> **Objetivo**
En el texto sobre el pensamiento nacional, ¿en qué términos concibe la autoafirmación la “posición nacional”?

> **Texto proporcionado**
# # # # # # #
El denominado “pensamiento nacional” como expresión de la versión hegemónica de la tradición nacional-popular reclama para sí una identidad histórica y una matriz “autónoma” a la hora de pensar el mundo, al tiempo que adhiere a una perspectiva situada, desde Argentina, desde Nuestra América, desde la periferia; en concreto, la “posición nacional” mencionada. También reivindica el carácter heterogéneo de la cultura popular. Estamos absolutamente de acuerdo con este emplazamiento. Pero esa identidad, esa matriz y esa perspectiva son harto imprecisas. Sus manifestaciones concretas en los procesos históricos han sido muy disímiles. Luego, la reivindicación de lo heterogéneo propuesta desde la versión hegemónica de la tradición nacional-popular suele ser un mecanismo para contrabandear valores, pensamientos y proyectos de las clases dominantes. ¿Autonomía en relación a qué? ¿Cuáles son las implicancias políticas del “pensamiento nacional” en tanto “pensamiento situado” (o “epistemología periférica”) y expresión de la “posición nacional”? ¿Qué amalgamas y solidaridades habilita la heterogeneidad que se reivindica? ¿Hasta que punto son compatibles las distintas “vertientes” del pensamiento nacional? ¿Qué porciones de lo universal son sometidas al proceso de nacionalización y cuáles son desechadas?
La “posición nacional” con sus simplificaciones, con sus maniqueísmos, con su elasticidad y con su pereza intelectual, integra fragmentos sociales, identidades y proyectos políticos que limitan las posibilidades de construir un sujeto colectivo emancipador. A las particularidades socioculturales locales se les asigna un carácter homogéneo e inmaculado frente a lo universal. No establece una diferencia tajante entre los elementos culturares democráticos y los elementos culturales conservadores que contiene toda “cultura nacional”.
La “posición nacional”, a partir de una esencialización de lo nacional, funciona como referencia epistemológica, ideológica y política que busca integrar lo antagónico y resolver lo contradictorio de modo antidialéctico. Concibe la autoafirmación en términos estrictamente culturalistas y nativistas. Por eso identificó e identifica una oligarquía nacional, un nacionalismo agrario, una burguesía nacional, un liberalismo nacional, un fascismo nacional y una izquierda nacional.
# # # # # # #
> **Datos de origen**

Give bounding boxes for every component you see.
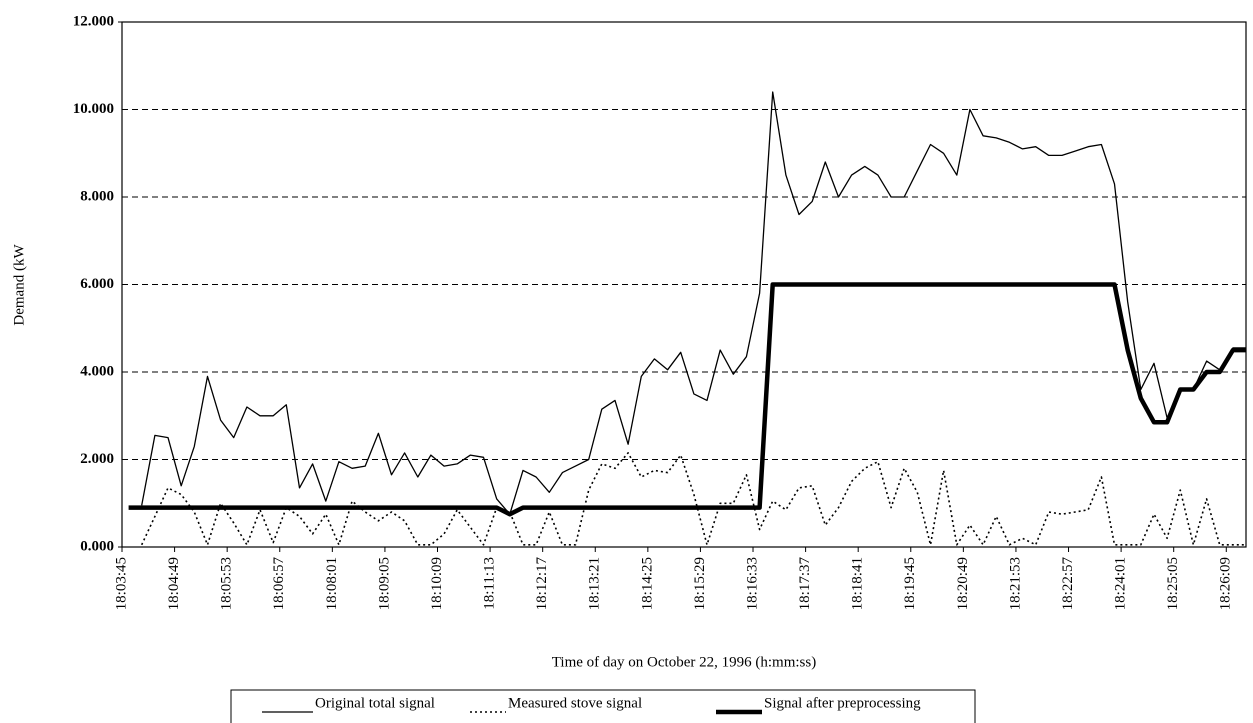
# # # # # # #
> **Solución**
En términos estrictamente culturalistas y nativistas.